● Task
Which lines below hold the word "text"? Copy all of them.

● Data entries
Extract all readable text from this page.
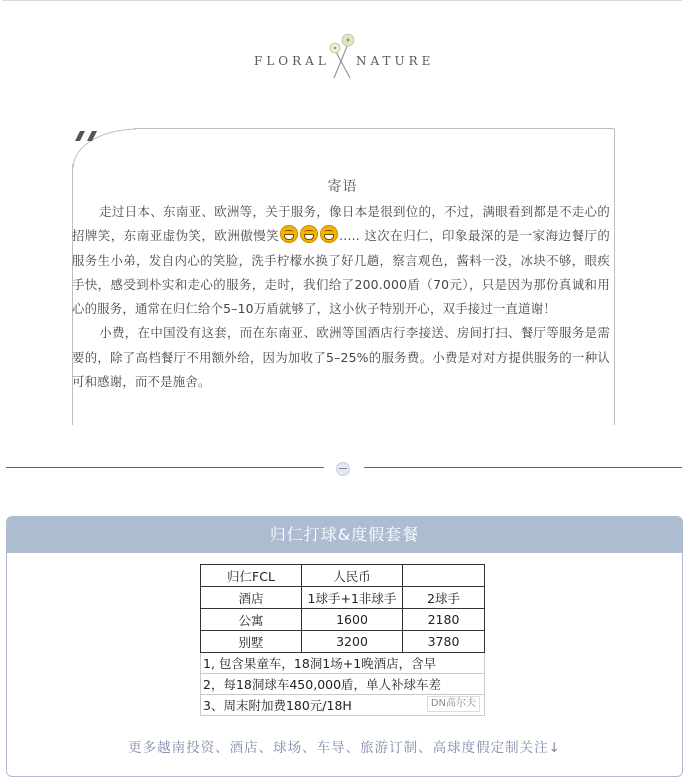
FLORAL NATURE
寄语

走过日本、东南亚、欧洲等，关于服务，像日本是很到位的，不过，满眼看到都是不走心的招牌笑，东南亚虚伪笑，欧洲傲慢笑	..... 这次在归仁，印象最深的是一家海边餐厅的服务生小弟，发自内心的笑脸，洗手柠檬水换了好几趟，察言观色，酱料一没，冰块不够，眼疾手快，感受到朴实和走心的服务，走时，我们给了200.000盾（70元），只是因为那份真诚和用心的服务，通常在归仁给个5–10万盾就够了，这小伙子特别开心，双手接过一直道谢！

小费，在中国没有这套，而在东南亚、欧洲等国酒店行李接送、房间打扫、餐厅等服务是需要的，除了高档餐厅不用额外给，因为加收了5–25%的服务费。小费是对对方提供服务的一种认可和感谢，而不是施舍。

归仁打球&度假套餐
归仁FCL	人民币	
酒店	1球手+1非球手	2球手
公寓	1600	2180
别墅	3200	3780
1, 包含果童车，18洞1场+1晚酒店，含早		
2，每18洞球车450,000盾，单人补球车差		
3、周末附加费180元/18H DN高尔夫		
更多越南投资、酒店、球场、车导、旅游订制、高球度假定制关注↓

...

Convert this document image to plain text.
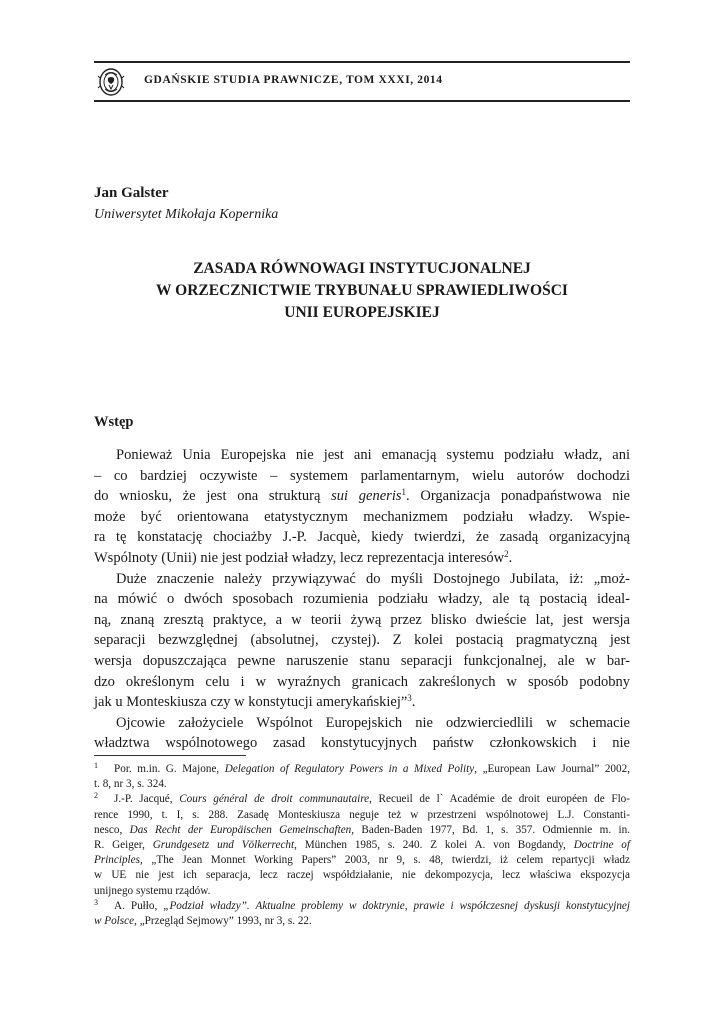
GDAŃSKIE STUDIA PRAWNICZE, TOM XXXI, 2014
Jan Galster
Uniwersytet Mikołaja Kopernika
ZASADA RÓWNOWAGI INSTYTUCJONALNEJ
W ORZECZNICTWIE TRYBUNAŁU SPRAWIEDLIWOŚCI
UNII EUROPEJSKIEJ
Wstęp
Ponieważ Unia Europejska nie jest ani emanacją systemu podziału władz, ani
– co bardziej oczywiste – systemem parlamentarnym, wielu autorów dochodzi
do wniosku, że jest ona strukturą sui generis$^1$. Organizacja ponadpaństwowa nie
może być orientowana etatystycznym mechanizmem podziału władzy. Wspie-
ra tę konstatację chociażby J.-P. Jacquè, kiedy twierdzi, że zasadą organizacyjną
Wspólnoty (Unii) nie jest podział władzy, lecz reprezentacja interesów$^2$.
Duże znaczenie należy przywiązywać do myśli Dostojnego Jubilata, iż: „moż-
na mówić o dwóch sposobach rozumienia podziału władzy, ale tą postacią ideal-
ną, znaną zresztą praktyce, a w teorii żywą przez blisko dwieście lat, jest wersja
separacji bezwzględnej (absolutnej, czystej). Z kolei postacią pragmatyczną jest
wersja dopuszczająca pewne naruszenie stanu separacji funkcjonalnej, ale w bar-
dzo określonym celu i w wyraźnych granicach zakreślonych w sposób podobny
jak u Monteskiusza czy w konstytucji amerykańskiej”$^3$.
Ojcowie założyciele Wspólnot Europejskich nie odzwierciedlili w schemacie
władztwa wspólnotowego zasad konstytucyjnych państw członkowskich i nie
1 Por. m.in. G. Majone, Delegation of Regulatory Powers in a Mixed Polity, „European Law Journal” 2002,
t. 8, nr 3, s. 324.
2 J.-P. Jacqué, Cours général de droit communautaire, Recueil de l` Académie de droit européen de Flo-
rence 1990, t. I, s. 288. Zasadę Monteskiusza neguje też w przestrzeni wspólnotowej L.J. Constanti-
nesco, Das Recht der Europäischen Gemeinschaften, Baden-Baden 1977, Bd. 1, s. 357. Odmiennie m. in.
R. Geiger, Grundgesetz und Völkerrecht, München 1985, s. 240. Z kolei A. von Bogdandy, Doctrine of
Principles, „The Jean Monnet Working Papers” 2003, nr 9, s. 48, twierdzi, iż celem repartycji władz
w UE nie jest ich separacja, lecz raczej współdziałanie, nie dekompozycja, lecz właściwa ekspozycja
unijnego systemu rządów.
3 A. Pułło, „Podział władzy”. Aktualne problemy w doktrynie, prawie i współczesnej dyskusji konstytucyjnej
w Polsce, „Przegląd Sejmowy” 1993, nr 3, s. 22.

● The reply
Extract all readable text from this page.
Convert this document image to plain text.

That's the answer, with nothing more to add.